=== Objective ===
Rewrite every line of the records below as a numbered list. Skip blank lines and leave the pictures out.

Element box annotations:
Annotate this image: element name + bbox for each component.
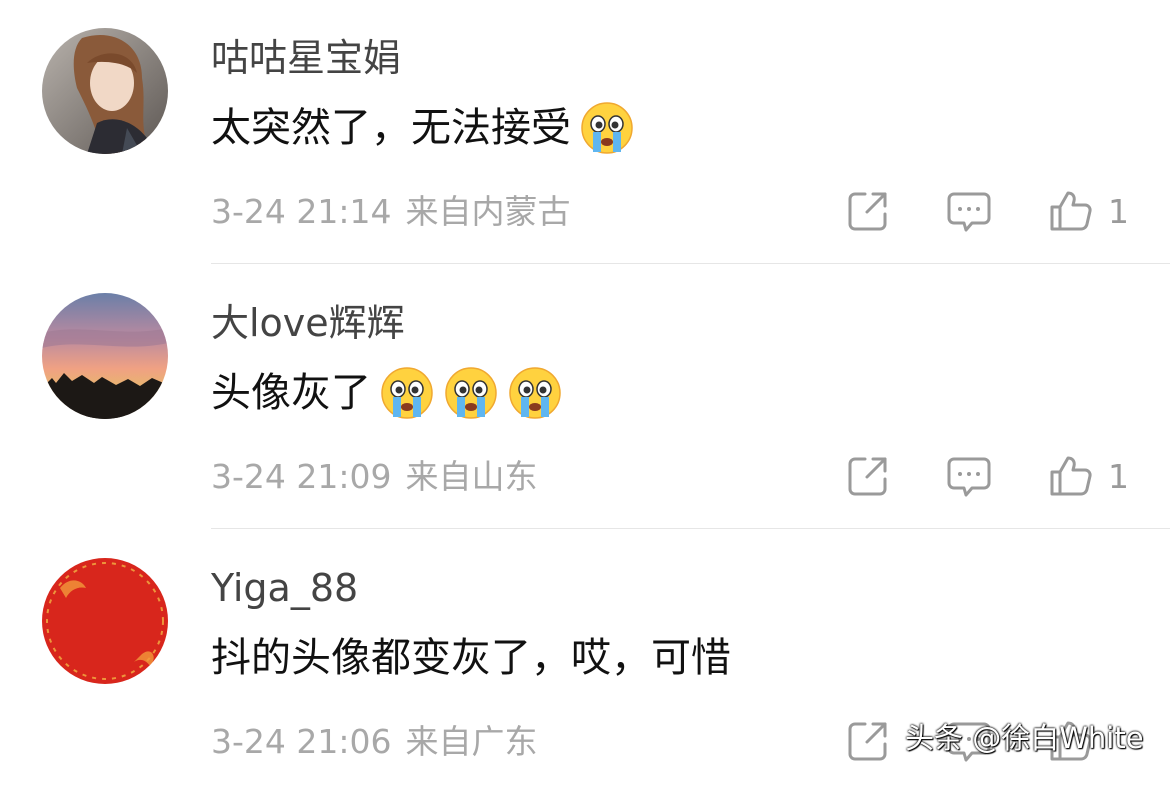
comment-location: 来自内蒙古: [405, 192, 571, 231]
avatar[interactable]: [42, 558, 168, 684]
like-count: 1: [1108, 192, 1129, 231]
comment-text-row: 太突然了，无法接受: [211, 100, 635, 156]
crying-face-emoji: [443, 365, 499, 421]
comment-item: 大love辉辉 头像灰了 3-24 21:09 来自山东 1: [0, 265, 1170, 530]
comment-time: 3-24 21:09: [211, 457, 392, 496]
comment-location: 来自山东: [405, 457, 538, 496]
crying-face-emoji: [579, 100, 635, 156]
comment-time: 3-24 21:14: [211, 192, 392, 231]
divider: [211, 263, 1170, 264]
share-icon[interactable]: [845, 188, 891, 234]
avatar[interactable]: [42, 28, 168, 154]
like-icon[interactable]: [1048, 188, 1094, 234]
crying-face-emoji: [379, 365, 435, 421]
comment-text: 头像灰了: [211, 370, 371, 416]
avatar[interactable]: [42, 293, 168, 419]
comment-icon[interactable]: [946, 453, 992, 499]
comment-time: 3-24 21:06: [211, 722, 392, 761]
username[interactable]: 咕咕星宝娟: [211, 36, 401, 80]
share-icon[interactable]: [845, 718, 891, 764]
comment-text-row: 抖的头像都变灰了，哎，可惜: [211, 630, 731, 686]
share-icon[interactable]: [845, 453, 891, 499]
comment-text-row: 头像灰了: [211, 365, 563, 421]
comment-text: 太突然了，无法接受: [211, 105, 571, 151]
comment-meta: 3-24 21:06 来自广东: [211, 720, 538, 764]
username[interactable]: 大love辉辉: [211, 301, 405, 345]
comment-meta: 3-24 21:14 来自内蒙古: [211, 190, 571, 234]
like-count: 1: [1108, 457, 1129, 496]
comment-location: 来自广东: [405, 722, 538, 761]
username[interactable]: Yiga_88: [211, 566, 358, 610]
comment-meta: 3-24 21:09 来自山东: [211, 455, 538, 499]
comment-text: 抖的头像都变灰了，哎，可惜: [211, 635, 731, 681]
like-icon[interactable]: [1048, 453, 1094, 499]
comment-icon[interactable]: [946, 188, 992, 234]
crying-face-emoji: [507, 365, 563, 421]
comment-item: 咕咕星宝娟 太突然了，无法接受 3-24 21:14 来自内蒙古 1: [0, 0, 1170, 265]
watermark: 头条 @徐白White: [905, 721, 1144, 755]
divider: [211, 528, 1170, 529]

=== Reply to the exercise ===
1. Annotate this image: element name + bbox for each component.
2. comment-location: 来自内蒙古: [405, 192, 571, 231]
3. avatar[interactable]: [42, 558, 168, 684]
4. like-count: 1: [1108, 192, 1129, 231]
5. comment-text-row: 太突然了，无法接受: [211, 100, 635, 156]
6. crying-face-emoji: [443, 365, 499, 421]
7. comment-item: 大love辉辉 头像灰了 3-24 21:09 来自山东 1: [0, 265, 1170, 530]
8. comment-time: 3-24 21:09: [211, 457, 392, 496]
9. comment-location: 来自山东: [405, 457, 538, 496]
10. crying-face-emoji: [579, 100, 635, 156]
11. comment-time: 3-24 21:14: [211, 192, 392, 231]
12. divider: [211, 263, 1170, 264]
13. share-icon[interactable]: [845, 188, 891, 234]
14. avatar[interactable]: [42, 28, 168, 154]
15. like-icon[interactable]: [1048, 188, 1094, 234]
16. crying-face-emoji: [379, 365, 435, 421]
17. comment-text: 头像灰了: [211, 370, 371, 416]
18. avatar[interactable]: [42, 293, 168, 419]
19. comment-icon[interactable]: [946, 453, 992, 499]
20. comment-time: 3-24 21:06: [211, 722, 392, 761]
21. username[interactable]: 咕咕星宝娟: [211, 36, 401, 80]
22. share-icon[interactable]: [845, 718, 891, 764]
23. comment-text-row: 抖的头像都变灰了，哎，可惜: [211, 630, 731, 686]
24. share-icon[interactable]: [845, 453, 891, 499]
25. comment-text-row: 头像灰了: [211, 365, 563, 421]
26. comment-text: 太突然了，无法接受: [211, 105, 571, 151]
27. comment-meta: 3-24 21:06 来自广东: [211, 720, 538, 764]
28. username[interactable]: 大love辉辉: [211, 301, 405, 345]
29. comment-meta: 3-24 21:14 来自内蒙古: [211, 190, 571, 234]
30. like-count: 1: [1108, 457, 1129, 496]
31. comment-location: 来自广东: [405, 722, 538, 761]
32. username[interactable]: Yiga_88: [211, 566, 358, 610]
33. comment-meta: 3-24 21:09 来自山东: [211, 455, 538, 499]
34. comment-text: 抖的头像都变灰了，哎，可惜: [211, 635, 731, 681]
35. like-icon[interactable]: [1048, 453, 1094, 499]
36. comment-icon[interactable]: [946, 188, 992, 234]
37. crying-face-emoji: [507, 365, 563, 421]
38. comment-item: 咕咕星宝娟 太突然了，无法接受 3-24 21:14 来自内蒙古 1: [0, 0, 1170, 265]
39. watermark: 头条 @徐白White: [905, 721, 1144, 755]
40. divider: [211, 528, 1170, 529]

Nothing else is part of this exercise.